• **DATA RECORDS**:

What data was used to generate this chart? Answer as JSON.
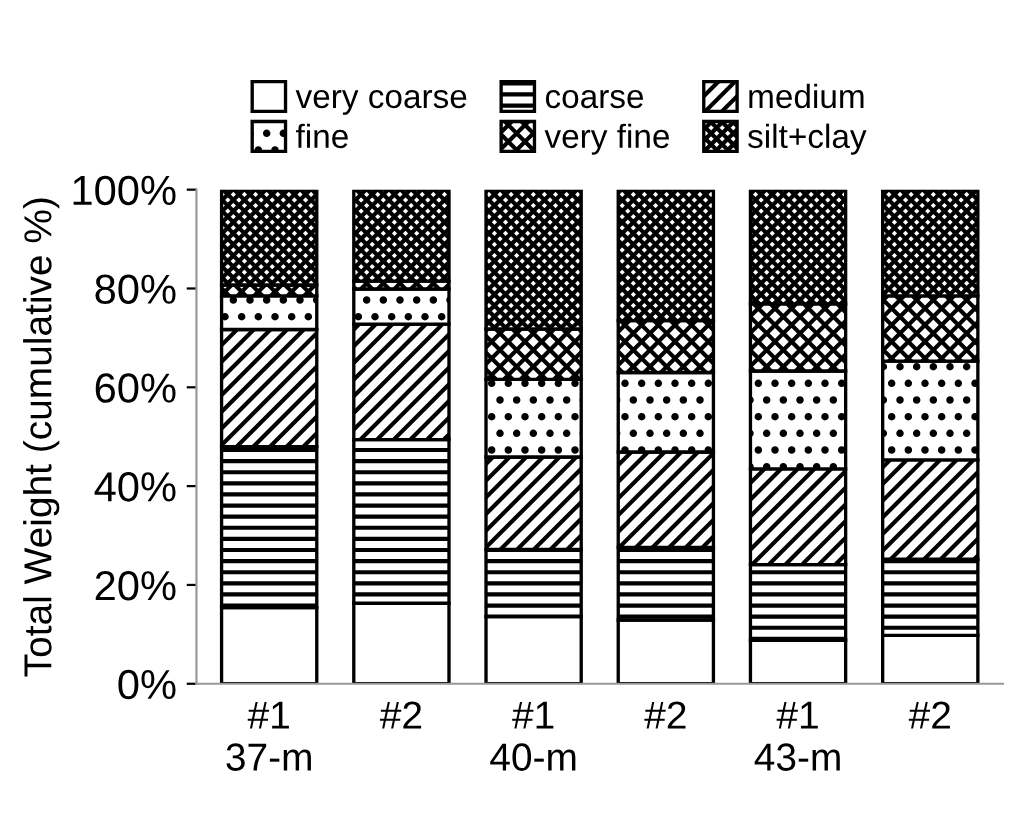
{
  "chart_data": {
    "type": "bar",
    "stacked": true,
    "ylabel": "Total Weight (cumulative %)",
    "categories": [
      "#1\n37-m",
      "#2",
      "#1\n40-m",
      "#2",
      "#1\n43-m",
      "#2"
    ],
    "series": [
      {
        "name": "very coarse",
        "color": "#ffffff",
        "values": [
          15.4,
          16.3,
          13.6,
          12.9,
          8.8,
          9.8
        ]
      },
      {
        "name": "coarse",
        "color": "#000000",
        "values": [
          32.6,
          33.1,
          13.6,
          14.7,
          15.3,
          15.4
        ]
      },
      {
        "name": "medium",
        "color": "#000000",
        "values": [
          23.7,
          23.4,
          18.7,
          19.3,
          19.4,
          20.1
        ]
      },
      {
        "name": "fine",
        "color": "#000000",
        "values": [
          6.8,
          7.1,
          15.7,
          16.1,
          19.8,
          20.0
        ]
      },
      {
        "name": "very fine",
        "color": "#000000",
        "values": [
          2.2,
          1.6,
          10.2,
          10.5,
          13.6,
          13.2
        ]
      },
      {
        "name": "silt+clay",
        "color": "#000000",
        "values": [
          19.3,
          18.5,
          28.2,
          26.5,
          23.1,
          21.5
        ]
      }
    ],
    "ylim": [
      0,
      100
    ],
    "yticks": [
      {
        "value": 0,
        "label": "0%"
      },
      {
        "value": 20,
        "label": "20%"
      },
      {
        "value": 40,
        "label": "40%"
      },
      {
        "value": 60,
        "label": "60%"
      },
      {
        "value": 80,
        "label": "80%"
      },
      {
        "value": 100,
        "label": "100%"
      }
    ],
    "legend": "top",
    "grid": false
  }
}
...
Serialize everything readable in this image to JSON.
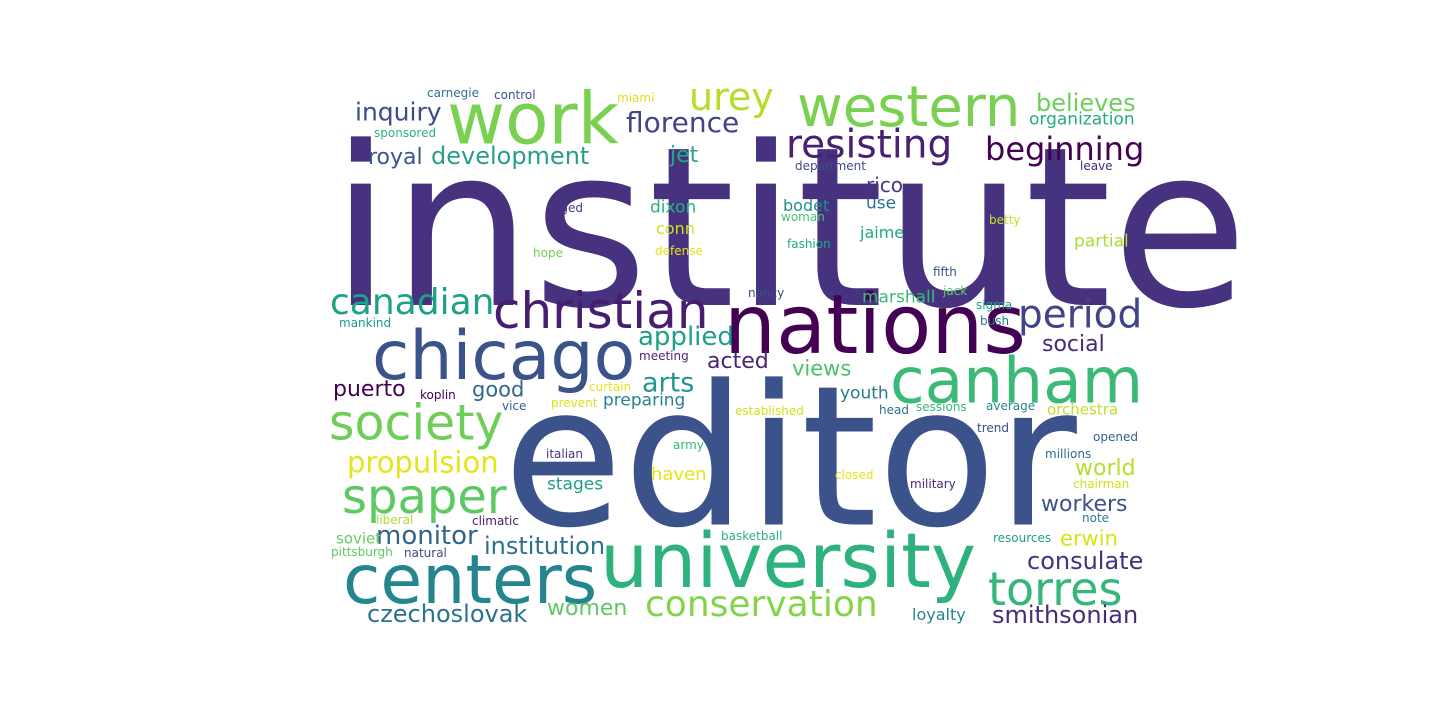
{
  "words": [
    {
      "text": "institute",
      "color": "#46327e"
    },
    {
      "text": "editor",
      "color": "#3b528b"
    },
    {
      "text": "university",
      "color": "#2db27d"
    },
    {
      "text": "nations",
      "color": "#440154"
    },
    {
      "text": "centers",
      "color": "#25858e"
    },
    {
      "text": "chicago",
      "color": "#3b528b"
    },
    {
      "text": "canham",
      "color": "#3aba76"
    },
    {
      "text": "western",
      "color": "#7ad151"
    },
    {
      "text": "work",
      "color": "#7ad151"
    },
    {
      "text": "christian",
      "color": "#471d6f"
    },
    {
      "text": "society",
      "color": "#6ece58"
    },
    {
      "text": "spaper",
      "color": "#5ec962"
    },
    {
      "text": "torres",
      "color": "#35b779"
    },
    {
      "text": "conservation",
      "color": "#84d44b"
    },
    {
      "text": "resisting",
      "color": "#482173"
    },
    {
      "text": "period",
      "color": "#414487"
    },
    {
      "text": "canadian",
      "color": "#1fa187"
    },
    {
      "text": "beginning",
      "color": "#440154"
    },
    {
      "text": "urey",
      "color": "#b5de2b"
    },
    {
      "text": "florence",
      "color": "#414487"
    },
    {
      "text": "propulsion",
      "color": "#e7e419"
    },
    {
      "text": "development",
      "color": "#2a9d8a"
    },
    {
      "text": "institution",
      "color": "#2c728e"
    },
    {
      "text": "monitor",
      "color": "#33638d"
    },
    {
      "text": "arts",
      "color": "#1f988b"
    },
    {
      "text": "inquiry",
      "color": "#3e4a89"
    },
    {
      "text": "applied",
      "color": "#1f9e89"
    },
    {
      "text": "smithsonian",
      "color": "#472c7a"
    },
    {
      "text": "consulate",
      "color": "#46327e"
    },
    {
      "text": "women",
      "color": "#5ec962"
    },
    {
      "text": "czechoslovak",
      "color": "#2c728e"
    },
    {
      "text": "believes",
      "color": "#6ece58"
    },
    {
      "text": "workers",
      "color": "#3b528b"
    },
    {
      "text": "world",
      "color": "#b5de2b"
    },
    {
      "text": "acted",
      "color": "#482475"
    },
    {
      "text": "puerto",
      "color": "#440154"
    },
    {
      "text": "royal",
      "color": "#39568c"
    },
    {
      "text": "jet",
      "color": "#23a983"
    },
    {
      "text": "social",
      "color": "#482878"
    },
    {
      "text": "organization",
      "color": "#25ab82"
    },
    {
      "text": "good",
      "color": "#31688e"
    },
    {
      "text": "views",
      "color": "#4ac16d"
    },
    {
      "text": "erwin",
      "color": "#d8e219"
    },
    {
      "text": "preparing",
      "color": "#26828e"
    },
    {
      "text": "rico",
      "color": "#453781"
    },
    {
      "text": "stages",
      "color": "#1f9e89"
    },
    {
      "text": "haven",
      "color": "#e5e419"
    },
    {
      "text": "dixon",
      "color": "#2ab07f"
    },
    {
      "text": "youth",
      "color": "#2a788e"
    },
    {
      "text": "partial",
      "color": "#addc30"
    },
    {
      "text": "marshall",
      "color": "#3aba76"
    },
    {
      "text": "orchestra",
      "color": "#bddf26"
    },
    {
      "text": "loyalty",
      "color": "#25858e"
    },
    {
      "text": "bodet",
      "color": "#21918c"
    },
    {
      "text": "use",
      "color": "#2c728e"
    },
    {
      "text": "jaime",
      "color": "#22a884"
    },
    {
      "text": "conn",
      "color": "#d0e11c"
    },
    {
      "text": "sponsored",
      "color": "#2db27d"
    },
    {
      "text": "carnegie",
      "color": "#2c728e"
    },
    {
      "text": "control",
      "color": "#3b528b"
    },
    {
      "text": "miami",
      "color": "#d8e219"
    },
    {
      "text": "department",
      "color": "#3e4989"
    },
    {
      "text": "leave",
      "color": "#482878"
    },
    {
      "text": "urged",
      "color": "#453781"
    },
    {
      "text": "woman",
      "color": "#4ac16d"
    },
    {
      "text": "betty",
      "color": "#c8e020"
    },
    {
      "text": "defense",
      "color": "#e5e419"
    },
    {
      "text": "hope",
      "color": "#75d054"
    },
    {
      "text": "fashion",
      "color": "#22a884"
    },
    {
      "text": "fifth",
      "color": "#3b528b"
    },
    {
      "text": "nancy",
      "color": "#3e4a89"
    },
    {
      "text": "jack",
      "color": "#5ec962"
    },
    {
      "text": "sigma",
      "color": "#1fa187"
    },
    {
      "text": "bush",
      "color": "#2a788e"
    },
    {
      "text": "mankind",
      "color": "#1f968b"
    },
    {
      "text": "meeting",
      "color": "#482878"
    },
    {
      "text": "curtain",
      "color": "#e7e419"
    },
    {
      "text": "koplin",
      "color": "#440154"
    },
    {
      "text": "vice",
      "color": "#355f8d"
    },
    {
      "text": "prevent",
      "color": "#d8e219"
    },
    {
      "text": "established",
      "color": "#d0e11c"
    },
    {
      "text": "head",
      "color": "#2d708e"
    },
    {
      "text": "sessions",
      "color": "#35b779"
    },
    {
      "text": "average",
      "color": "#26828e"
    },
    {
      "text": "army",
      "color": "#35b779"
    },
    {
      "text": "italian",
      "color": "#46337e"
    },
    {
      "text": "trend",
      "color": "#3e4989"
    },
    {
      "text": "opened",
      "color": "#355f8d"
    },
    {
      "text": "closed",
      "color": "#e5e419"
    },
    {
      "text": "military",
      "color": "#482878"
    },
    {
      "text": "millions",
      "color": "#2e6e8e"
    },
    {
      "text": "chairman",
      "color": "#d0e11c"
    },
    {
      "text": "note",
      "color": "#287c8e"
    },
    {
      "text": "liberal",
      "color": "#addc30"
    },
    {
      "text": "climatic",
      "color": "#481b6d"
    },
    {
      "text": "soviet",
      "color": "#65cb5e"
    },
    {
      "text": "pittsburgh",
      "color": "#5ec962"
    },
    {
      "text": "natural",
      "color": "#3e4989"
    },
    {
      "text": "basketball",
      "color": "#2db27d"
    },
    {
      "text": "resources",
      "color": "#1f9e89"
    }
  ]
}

• **REQUEST**:
Count the lines that hold the string "name" and state that number alone.

• **TASK RESULT**:
6